§ **Task**
Using the records below, report how many lines hold "legend", with no extra text.
[start of Data provided]
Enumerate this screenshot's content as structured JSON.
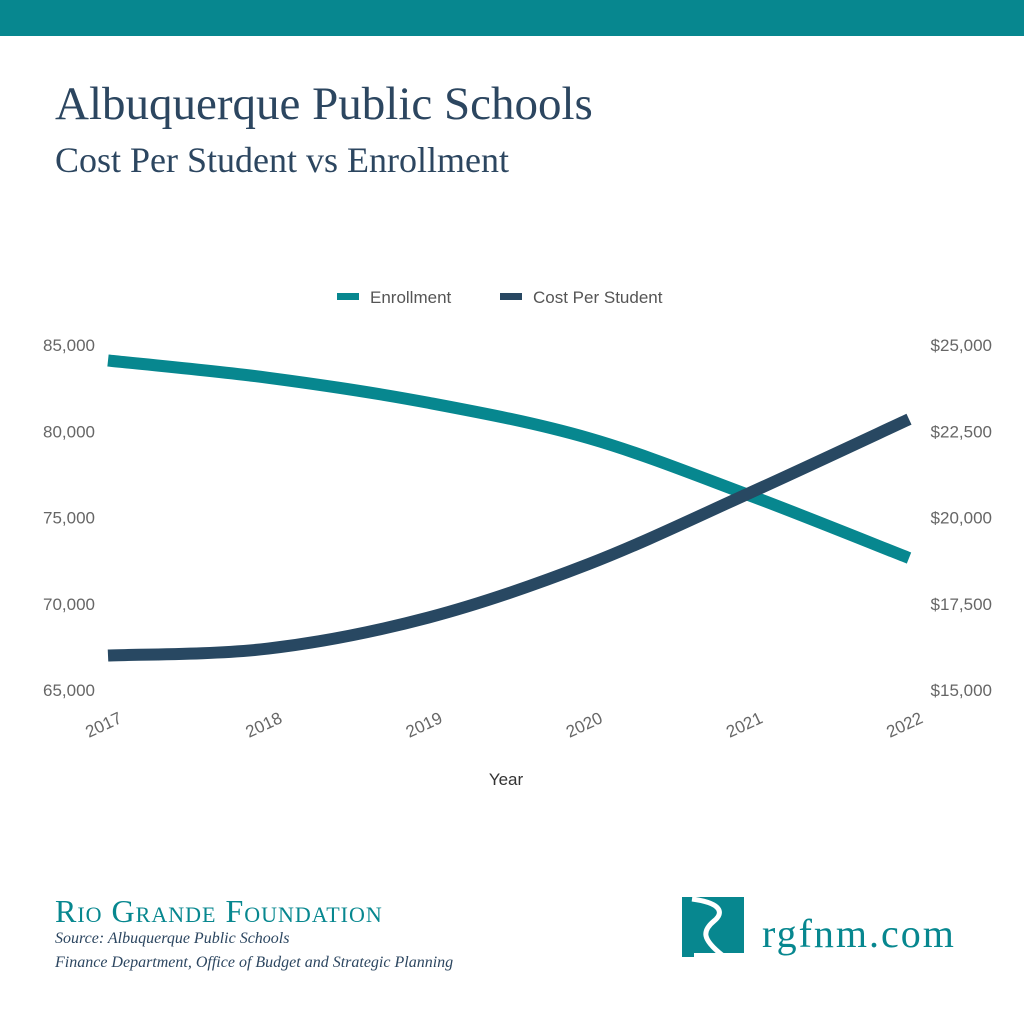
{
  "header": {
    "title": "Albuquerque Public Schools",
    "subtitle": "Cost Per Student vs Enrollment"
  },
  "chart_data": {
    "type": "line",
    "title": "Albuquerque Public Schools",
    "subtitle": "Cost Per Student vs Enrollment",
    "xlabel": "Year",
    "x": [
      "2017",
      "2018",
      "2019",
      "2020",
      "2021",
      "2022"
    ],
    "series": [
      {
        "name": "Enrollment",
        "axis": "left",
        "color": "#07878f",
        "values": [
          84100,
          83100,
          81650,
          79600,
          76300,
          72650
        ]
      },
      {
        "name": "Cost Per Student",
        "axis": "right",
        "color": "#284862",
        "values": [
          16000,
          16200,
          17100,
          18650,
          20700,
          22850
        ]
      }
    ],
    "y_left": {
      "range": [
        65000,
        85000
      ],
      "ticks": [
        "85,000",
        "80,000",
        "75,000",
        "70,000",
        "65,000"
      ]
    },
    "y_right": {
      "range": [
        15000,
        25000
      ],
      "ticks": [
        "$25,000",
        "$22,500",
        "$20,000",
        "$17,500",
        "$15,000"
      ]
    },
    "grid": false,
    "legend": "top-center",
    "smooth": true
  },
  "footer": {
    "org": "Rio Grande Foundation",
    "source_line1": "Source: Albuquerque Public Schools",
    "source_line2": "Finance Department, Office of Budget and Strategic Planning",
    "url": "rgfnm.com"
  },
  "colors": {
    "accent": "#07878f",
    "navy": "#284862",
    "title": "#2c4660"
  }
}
[end of Data provided]
[start of Data provided]
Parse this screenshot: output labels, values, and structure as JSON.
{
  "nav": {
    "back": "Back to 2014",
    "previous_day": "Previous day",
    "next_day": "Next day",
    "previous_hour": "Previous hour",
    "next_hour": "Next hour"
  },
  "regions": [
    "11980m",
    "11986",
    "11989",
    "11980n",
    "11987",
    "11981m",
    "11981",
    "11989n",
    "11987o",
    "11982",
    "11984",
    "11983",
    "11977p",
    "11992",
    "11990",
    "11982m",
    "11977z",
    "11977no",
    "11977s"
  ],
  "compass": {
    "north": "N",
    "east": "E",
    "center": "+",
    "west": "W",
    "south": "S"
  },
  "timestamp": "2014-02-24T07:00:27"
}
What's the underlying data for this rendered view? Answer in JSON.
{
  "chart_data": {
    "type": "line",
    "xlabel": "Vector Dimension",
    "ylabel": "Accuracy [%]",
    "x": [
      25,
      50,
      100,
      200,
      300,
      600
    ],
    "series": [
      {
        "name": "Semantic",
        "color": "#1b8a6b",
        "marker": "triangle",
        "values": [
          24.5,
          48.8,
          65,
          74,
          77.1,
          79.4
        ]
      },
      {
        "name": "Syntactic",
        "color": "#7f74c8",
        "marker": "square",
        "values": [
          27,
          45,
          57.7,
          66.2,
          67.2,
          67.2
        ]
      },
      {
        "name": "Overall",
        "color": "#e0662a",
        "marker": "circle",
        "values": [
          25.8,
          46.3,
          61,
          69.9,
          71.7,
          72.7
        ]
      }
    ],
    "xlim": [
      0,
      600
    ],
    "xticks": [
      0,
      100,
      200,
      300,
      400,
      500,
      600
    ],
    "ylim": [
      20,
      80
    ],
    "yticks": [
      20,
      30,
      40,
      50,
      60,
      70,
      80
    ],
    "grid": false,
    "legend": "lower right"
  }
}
[end of Data provided]
§ **Solution for this problem**
2